# [STATED GOAL]
Take from the listing each line that has the string "noix".
#### MATERIAL SHOWN
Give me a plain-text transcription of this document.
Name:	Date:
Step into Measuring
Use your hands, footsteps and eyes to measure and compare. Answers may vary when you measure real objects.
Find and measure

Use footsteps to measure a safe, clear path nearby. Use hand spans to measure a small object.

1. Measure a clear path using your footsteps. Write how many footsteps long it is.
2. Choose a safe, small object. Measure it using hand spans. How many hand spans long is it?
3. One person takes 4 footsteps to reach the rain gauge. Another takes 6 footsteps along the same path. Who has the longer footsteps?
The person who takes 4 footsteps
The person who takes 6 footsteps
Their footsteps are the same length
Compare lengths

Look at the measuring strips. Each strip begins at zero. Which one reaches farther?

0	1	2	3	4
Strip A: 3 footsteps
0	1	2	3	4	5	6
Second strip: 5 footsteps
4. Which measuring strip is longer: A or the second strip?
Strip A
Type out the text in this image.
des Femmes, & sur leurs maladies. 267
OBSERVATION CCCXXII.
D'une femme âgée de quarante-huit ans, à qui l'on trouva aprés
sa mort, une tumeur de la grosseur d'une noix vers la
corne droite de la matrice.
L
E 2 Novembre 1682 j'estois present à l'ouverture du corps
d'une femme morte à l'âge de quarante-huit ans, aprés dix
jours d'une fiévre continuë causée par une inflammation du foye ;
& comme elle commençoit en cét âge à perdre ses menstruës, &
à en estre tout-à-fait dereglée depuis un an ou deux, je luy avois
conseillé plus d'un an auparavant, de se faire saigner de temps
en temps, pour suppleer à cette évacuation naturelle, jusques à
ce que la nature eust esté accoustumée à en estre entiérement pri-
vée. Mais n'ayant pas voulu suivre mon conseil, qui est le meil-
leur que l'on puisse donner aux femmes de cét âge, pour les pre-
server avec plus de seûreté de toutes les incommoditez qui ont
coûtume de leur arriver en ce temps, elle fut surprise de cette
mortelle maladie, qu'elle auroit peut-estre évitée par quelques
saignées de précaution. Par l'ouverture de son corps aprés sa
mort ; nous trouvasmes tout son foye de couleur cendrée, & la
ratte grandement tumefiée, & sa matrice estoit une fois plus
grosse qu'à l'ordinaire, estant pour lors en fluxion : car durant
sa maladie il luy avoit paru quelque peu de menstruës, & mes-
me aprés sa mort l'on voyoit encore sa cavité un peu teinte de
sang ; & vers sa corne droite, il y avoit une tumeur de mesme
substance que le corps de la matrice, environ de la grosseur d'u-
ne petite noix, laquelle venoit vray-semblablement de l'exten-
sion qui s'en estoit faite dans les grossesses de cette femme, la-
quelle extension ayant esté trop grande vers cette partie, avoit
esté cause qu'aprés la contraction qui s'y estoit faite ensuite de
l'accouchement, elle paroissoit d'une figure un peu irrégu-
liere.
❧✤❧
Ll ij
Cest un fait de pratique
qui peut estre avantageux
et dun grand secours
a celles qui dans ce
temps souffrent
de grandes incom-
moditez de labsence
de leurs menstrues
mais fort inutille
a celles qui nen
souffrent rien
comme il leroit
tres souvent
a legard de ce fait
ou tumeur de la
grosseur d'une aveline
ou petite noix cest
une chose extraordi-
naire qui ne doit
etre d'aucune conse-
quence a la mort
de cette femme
########
# [THE COMPLETED TASK]
sa mort, une tumeur de la grosseur d'une noix vers la
ne petite noix, laquelle venoit vray-semblablement de l'exten-
ou petite noix cest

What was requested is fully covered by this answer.